Your task: Restate the material word for word and leave out anything that is a picture.
== Input for this task ==
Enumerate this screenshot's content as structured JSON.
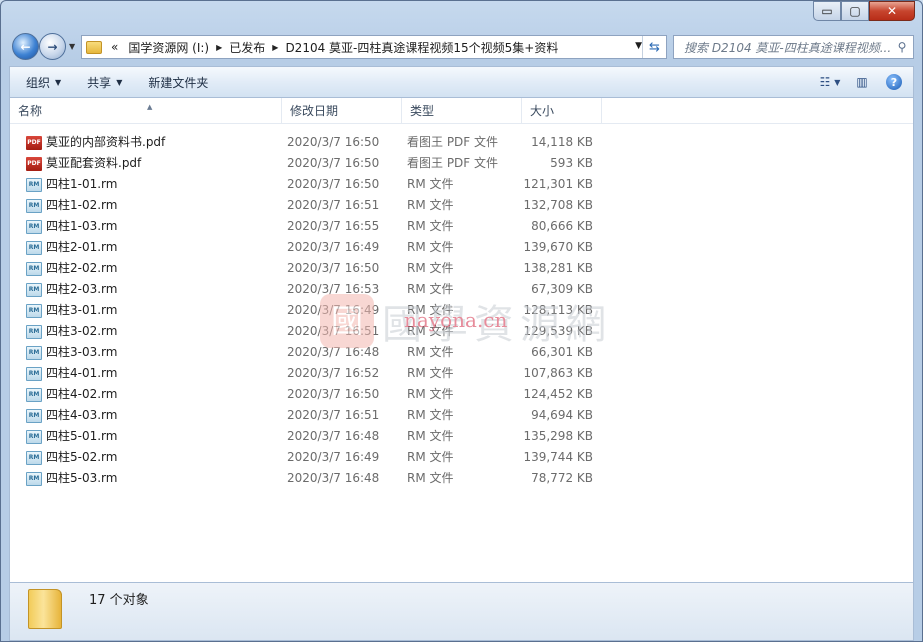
{
  "window": {
    "caption_buttons": {
      "minimize": "▭",
      "maximize": "▢",
      "close": "✕"
    }
  },
  "nav": {
    "back_icon": "arrow-left-icon",
    "forward_icon": "arrow-right-icon",
    "breadcrumbs": [
      "«",
      "国学资源网 (I:)",
      "已发布",
      "D2104 莫亚-四柱真途课程视频15个视频5集+资料"
    ],
    "search_placeholder": "搜索 D2104 莫亚-四柱真途课程视频..."
  },
  "toolbar": {
    "organize_label": "组织",
    "share_label": "共享",
    "new_folder_label": "新建文件夹"
  },
  "columns": {
    "name": "名称",
    "date": "修改日期",
    "type": "类型",
    "size": "大小"
  },
  "files": [
    {
      "icon": "PDF",
      "name": "莫亚的内部资料书.pdf",
      "date": "2020/3/7 16:50",
      "type": "看图王 PDF 文件",
      "size": "14,118 KB"
    },
    {
      "icon": "PDF",
      "name": "莫亚配套资料.pdf",
      "date": "2020/3/7 16:50",
      "type": "看图王 PDF 文件",
      "size": "593 KB"
    },
    {
      "icon": "RM",
      "name": "四柱1-01.rm",
      "date": "2020/3/7 16:50",
      "type": "RM 文件",
      "size": "121,301 KB"
    },
    {
      "icon": "RM",
      "name": "四柱1-02.rm",
      "date": "2020/3/7 16:51",
      "type": "RM 文件",
      "size": "132,708 KB"
    },
    {
      "icon": "RM",
      "name": "四柱1-03.rm",
      "date": "2020/3/7 16:55",
      "type": "RM 文件",
      "size": "80,666 KB"
    },
    {
      "icon": "RM",
      "name": "四柱2-01.rm",
      "date": "2020/3/7 16:49",
      "type": "RM 文件",
      "size": "139,670 KB"
    },
    {
      "icon": "RM",
      "name": "四柱2-02.rm",
      "date": "2020/3/7 16:50",
      "type": "RM 文件",
      "size": "138,281 KB"
    },
    {
      "icon": "RM",
      "name": "四柱2-03.rm",
      "date": "2020/3/7 16:53",
      "type": "RM 文件",
      "size": "67,309 KB"
    },
    {
      "icon": "RM",
      "name": "四柱3-01.rm",
      "date": "2020/3/7 16:49",
      "type": "RM 文件",
      "size": "128,113 KB"
    },
    {
      "icon": "RM",
      "name": "四柱3-02.rm",
      "date": "2020/3/7 16:51",
      "type": "RM 文件",
      "size": "129,539 KB"
    },
    {
      "icon": "RM",
      "name": "四柱3-03.rm",
      "date": "2020/3/7 16:48",
      "type": "RM 文件",
      "size": "66,301 KB"
    },
    {
      "icon": "RM",
      "name": "四柱4-01.rm",
      "date": "2020/3/7 16:52",
      "type": "RM 文件",
      "size": "107,863 KB"
    },
    {
      "icon": "RM",
      "name": "四柱4-02.rm",
      "date": "2020/3/7 16:50",
      "type": "RM 文件",
      "size": "124,452 KB"
    },
    {
      "icon": "RM",
      "name": "四柱4-03.rm",
      "date": "2020/3/7 16:51",
      "type": "RM 文件",
      "size": "94,694 KB"
    },
    {
      "icon": "RM",
      "name": "四柱5-01.rm",
      "date": "2020/3/7 16:48",
      "type": "RM 文件",
      "size": "135,298 KB"
    },
    {
      "icon": "RM",
      "name": "四柱5-02.rm",
      "date": "2020/3/7 16:49",
      "type": "RM 文件",
      "size": "139,744 KB"
    },
    {
      "icon": "RM",
      "name": "四柱5-03.rm",
      "date": "2020/3/7 16:48",
      "type": "RM 文件",
      "size": "78,772 KB"
    }
  ],
  "watermark": {
    "logo": "國",
    "text": "國學資源網",
    "url": "nayona.cn"
  },
  "status": {
    "count_text": "17 个对象"
  }
}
===
Expected answer:
Enumerate this screenshot's content as structured JSON.
{
  "window": {
    "caption_buttons": {
      "minimize": "▭",
      "maximize": "▢",
      "close": "✕"
    }
  },
  "nav": {
    "back_icon": "arrow-left-icon",
    "forward_icon": "arrow-right-icon",
    "breadcrumbs": [
      "«",
      "国学资源网 (I:)",
      "已发布",
      "D2104 莫亚-四柱真途课程视频15个视频5集+资料"
    ],
    "search_placeholder": "搜索 D2104 莫亚-四柱真途课程视频..."
  },
  "toolbar": {
    "organize_label": "组织",
    "share_label": "共享",
    "new_folder_label": "新建文件夹"
  },
  "columns": {
    "name": "名称",
    "date": "修改日期",
    "type": "类型",
    "size": "大小"
  },
  "files": [
    {
      "icon": "PDF",
      "name": "莫亚的内部资料书.pdf",
      "date": "2020/3/7 16:50",
      "type": "看图王 PDF 文件",
      "size": "14,118 KB"
    },
    {
      "icon": "PDF",
      "name": "莫亚配套资料.pdf",
      "date": "2020/3/7 16:50",
      "type": "看图王 PDF 文件",
      "size": "593 KB"
    },
    {
      "icon": "RM",
      "name": "四柱1-01.rm",
      "date": "2020/3/7 16:50",
      "type": "RM 文件",
      "size": "121,301 KB"
    },
    {
      "icon": "RM",
      "name": "四柱1-02.rm",
      "date": "2020/3/7 16:51",
      "type": "RM 文件",
      "size": "132,708 KB"
    },
    {
      "icon": "RM",
      "name": "四柱1-03.rm",
      "date": "2020/3/7 16:55",
      "type": "RM 文件",
      "size": "80,666 KB"
    },
    {
      "icon": "RM",
      "name": "四柱2-01.rm",
      "date": "2020/3/7 16:49",
      "type": "RM 文件",
      "size": "139,670 KB"
    },
    {
      "icon": "RM",
      "name": "四柱2-02.rm",
      "date": "2020/3/7 16:50",
      "type": "RM 文件",
      "size": "138,281 KB"
    },
    {
      "icon": "RM",
      "name": "四柱2-03.rm",
      "date": "2020/3/7 16:53",
      "type": "RM 文件",
      "size": "67,309 KB"
    },
    {
      "icon": "RM",
      "name": "四柱3-01.rm",
      "date": "2020/3/7 16:49",
      "type": "RM 文件",
      "size": "128,113 KB"
    },
    {
      "icon": "RM",
      "name": "四柱3-02.rm",
      "date": "2020/3/7 16:51",
      "type": "RM 文件",
      "size": "129,539 KB"
    },
    {
      "icon": "RM",
      "name": "四柱3-03.rm",
      "date": "2020/3/7 16:48",
      "type": "RM 文件",
      "size": "66,301 KB"
    },
    {
      "icon": "RM",
      "name": "四柱4-01.rm",
      "date": "2020/3/7 16:52",
      "type": "RM 文件",
      "size": "107,863 KB"
    },
    {
      "icon": "RM",
      "name": "四柱4-02.rm",
      "date": "2020/3/7 16:50",
      "type": "RM 文件",
      "size": "124,452 KB"
    },
    {
      "icon": "RM",
      "name": "四柱4-03.rm",
      "date": "2020/3/7 16:51",
      "type": "RM 文件",
      "size": "94,694 KB"
    },
    {
      "icon": "RM",
      "name": "四柱5-01.rm",
      "date": "2020/3/7 16:48",
      "type": "RM 文件",
      "size": "135,298 KB"
    },
    {
      "icon": "RM",
      "name": "四柱5-02.rm",
      "date": "2020/3/7 16:49",
      "type": "RM 文件",
      "size": "139,744 KB"
    },
    {
      "icon": "RM",
      "name": "四柱5-03.rm",
      "date": "2020/3/7 16:48",
      "type": "RM 文件",
      "size": "78,772 KB"
    }
  ],
  "watermark": {
    "logo": "國",
    "text": "國學資源網",
    "url": "nayona.cn"
  },
  "status": {
    "count_text": "17 个对象"
  }
}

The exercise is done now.